[DIRECTIONS]
Spot each line that carries the word "pommel"; copy those lines.
-- Begin INPUT ROWS --
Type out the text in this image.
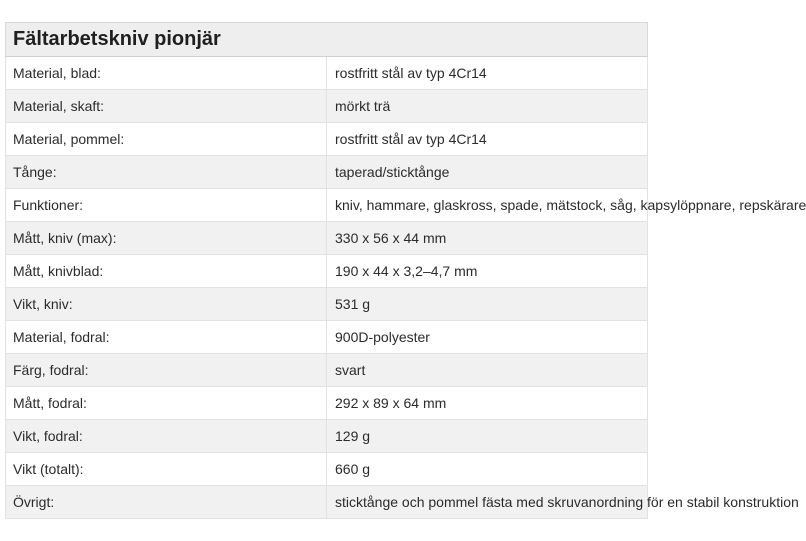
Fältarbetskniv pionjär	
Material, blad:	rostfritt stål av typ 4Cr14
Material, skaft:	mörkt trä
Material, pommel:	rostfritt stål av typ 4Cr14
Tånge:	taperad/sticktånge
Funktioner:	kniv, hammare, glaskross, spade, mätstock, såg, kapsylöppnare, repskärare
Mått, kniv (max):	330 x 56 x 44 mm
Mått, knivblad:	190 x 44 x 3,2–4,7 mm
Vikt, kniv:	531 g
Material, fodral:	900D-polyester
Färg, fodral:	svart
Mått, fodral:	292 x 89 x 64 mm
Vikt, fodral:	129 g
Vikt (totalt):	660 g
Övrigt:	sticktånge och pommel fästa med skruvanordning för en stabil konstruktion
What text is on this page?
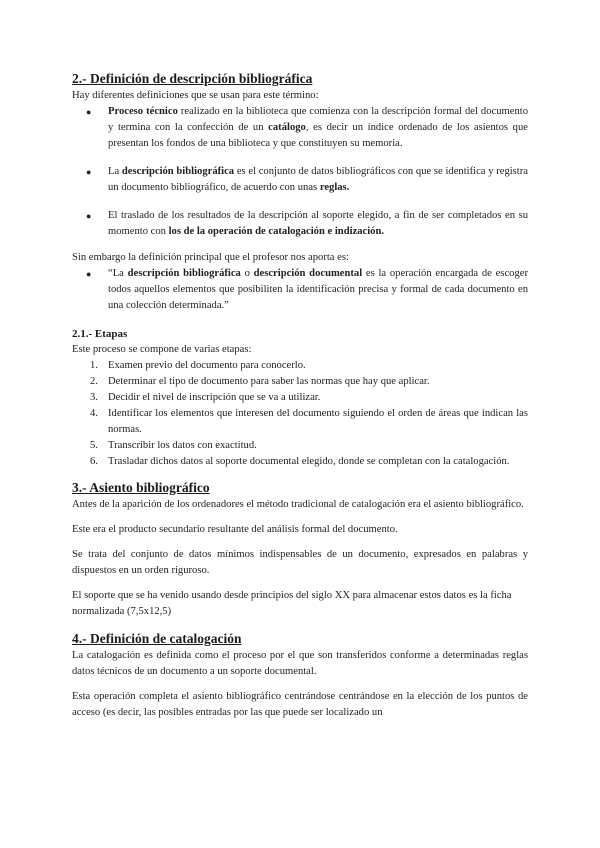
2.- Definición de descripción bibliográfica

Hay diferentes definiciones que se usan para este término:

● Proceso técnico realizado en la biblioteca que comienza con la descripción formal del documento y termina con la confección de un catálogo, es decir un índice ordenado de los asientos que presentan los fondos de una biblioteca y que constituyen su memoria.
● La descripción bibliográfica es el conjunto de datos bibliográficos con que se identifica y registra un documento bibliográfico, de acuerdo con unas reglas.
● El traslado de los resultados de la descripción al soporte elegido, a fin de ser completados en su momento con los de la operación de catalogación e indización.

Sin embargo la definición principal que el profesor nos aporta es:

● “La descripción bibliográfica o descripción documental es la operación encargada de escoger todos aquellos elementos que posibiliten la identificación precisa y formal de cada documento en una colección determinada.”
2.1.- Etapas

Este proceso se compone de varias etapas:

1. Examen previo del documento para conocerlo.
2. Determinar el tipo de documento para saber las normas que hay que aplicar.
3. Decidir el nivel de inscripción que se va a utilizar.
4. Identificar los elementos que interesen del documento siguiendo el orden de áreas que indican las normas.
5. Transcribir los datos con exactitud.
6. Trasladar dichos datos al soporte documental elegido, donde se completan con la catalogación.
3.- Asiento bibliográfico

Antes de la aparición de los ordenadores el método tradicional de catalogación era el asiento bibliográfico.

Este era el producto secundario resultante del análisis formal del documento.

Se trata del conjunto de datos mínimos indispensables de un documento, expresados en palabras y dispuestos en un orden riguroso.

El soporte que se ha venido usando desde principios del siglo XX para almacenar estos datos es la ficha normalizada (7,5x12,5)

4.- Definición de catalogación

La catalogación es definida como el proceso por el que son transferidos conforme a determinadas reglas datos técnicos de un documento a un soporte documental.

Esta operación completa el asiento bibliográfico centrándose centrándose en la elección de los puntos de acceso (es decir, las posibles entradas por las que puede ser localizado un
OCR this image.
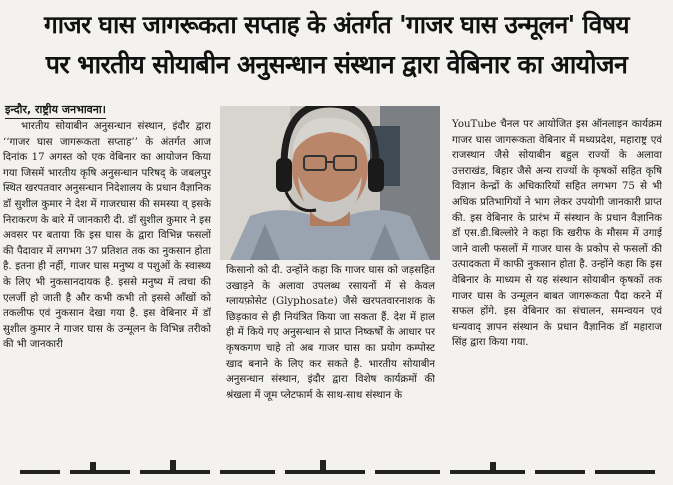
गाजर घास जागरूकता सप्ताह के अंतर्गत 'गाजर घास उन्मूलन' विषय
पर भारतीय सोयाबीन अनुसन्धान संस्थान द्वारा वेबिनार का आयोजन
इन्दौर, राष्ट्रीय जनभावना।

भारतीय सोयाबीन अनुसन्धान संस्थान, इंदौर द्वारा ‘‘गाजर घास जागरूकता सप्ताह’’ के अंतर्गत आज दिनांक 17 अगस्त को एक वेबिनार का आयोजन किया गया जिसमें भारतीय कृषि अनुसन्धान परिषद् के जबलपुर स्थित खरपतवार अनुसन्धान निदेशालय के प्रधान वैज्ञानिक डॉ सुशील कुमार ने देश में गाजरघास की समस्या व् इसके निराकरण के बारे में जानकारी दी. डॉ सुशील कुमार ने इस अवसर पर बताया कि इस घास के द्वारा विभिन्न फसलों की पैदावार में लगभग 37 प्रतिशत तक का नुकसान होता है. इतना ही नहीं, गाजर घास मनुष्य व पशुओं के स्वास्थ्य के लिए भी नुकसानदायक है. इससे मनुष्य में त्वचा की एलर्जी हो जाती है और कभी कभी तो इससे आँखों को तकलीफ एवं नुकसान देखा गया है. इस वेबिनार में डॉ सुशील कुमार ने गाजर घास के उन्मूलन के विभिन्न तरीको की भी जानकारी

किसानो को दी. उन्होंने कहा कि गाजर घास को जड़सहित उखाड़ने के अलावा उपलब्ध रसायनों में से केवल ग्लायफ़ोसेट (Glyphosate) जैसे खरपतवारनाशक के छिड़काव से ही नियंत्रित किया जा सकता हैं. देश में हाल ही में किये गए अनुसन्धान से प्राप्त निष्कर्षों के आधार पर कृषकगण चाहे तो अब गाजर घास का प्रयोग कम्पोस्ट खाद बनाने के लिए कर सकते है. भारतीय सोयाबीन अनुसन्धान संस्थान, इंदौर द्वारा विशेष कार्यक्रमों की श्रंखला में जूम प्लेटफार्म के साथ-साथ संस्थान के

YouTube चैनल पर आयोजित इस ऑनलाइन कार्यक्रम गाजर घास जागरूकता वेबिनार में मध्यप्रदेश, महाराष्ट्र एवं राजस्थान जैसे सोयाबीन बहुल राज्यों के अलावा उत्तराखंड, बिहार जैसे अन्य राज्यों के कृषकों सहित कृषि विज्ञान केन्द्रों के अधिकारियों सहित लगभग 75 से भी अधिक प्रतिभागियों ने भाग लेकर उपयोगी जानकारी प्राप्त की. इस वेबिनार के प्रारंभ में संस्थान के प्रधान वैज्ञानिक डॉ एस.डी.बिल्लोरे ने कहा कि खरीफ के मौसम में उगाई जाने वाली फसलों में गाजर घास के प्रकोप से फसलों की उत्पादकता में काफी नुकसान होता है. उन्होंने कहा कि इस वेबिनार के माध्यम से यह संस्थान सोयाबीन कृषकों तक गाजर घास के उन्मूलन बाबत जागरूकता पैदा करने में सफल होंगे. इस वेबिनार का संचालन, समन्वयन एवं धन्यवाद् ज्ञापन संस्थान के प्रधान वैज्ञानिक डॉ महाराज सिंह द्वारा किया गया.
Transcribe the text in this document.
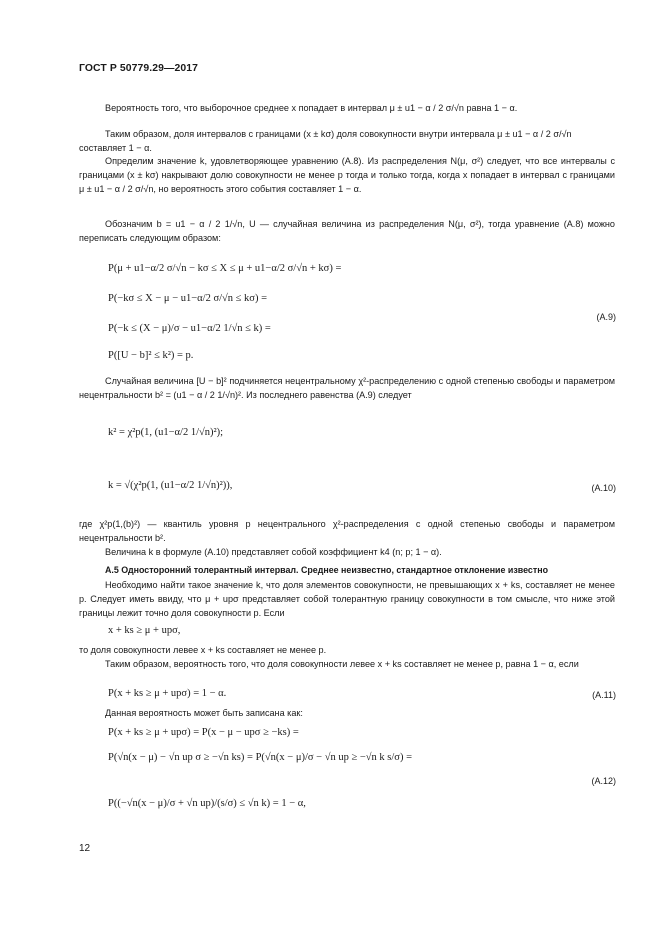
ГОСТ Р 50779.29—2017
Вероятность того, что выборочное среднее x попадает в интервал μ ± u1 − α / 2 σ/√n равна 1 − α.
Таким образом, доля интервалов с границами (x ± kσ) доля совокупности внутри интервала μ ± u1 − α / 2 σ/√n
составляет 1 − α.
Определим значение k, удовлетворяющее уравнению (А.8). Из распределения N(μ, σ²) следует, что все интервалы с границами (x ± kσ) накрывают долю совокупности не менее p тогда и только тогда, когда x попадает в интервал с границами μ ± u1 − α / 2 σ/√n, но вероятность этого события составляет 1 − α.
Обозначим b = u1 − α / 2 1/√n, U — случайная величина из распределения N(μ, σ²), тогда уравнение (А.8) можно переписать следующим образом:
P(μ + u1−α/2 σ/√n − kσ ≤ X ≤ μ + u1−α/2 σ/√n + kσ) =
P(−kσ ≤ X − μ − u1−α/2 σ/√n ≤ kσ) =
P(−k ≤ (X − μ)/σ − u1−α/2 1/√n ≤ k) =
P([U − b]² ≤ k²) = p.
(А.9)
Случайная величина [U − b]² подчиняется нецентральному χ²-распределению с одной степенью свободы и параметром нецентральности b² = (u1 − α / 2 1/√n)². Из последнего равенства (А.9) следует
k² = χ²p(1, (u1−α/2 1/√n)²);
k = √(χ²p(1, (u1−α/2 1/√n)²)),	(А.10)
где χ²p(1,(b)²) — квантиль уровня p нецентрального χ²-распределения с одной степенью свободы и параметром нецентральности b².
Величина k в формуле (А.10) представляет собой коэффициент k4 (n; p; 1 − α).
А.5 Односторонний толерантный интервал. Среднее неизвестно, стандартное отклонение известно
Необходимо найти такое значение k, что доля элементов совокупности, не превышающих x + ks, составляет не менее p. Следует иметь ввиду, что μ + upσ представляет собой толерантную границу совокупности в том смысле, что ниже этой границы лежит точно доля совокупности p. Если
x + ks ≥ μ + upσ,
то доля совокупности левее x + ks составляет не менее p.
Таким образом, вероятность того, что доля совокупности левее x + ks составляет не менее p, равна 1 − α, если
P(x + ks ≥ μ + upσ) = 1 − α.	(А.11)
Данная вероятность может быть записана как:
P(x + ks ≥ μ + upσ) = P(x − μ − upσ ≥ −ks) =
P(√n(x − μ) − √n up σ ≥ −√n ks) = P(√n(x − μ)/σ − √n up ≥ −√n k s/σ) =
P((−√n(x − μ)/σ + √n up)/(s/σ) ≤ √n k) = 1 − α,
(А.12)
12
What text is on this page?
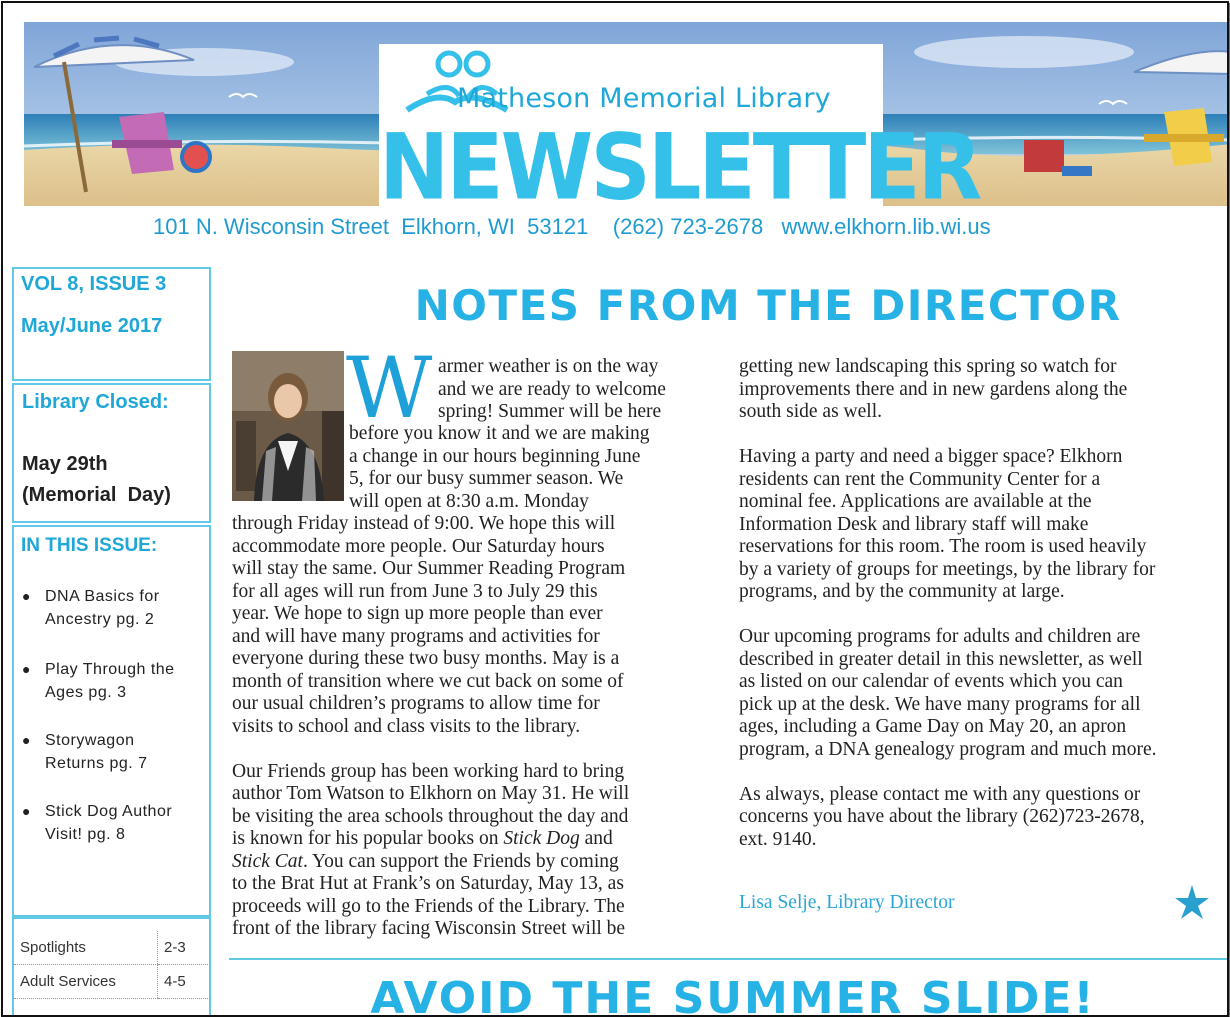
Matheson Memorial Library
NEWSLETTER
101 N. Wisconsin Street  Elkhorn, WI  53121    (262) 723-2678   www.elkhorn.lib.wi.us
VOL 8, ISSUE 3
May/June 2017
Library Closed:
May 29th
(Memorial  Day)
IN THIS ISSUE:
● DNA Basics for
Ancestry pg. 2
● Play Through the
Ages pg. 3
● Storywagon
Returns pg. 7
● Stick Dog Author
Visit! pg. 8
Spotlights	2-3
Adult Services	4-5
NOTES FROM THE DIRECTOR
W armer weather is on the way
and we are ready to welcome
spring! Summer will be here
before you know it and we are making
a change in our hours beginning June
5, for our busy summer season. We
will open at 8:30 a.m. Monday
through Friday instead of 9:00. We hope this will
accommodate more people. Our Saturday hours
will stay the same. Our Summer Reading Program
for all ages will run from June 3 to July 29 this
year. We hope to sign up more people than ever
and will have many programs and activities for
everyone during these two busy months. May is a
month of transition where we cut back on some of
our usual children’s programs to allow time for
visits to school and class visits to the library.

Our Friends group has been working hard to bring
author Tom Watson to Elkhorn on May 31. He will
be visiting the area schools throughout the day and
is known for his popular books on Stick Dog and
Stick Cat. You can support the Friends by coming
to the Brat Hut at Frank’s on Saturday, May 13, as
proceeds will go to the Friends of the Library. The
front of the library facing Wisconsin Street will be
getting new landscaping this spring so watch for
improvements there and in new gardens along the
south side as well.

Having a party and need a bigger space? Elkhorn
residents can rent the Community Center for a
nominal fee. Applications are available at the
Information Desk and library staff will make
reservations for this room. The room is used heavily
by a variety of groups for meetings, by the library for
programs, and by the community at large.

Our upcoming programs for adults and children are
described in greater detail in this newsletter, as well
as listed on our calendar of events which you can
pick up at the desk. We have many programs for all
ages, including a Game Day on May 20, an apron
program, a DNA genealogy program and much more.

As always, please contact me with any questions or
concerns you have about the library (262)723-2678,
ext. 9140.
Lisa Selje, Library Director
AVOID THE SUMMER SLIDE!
-- End INPUT ROWS --
[SOLUTION BELOW]
Material, pommel:	rostfritt stål av typ 4Cr14
Övrigt:	sticktånge och pommel fästa med skruvanordning för en stabil konstruktion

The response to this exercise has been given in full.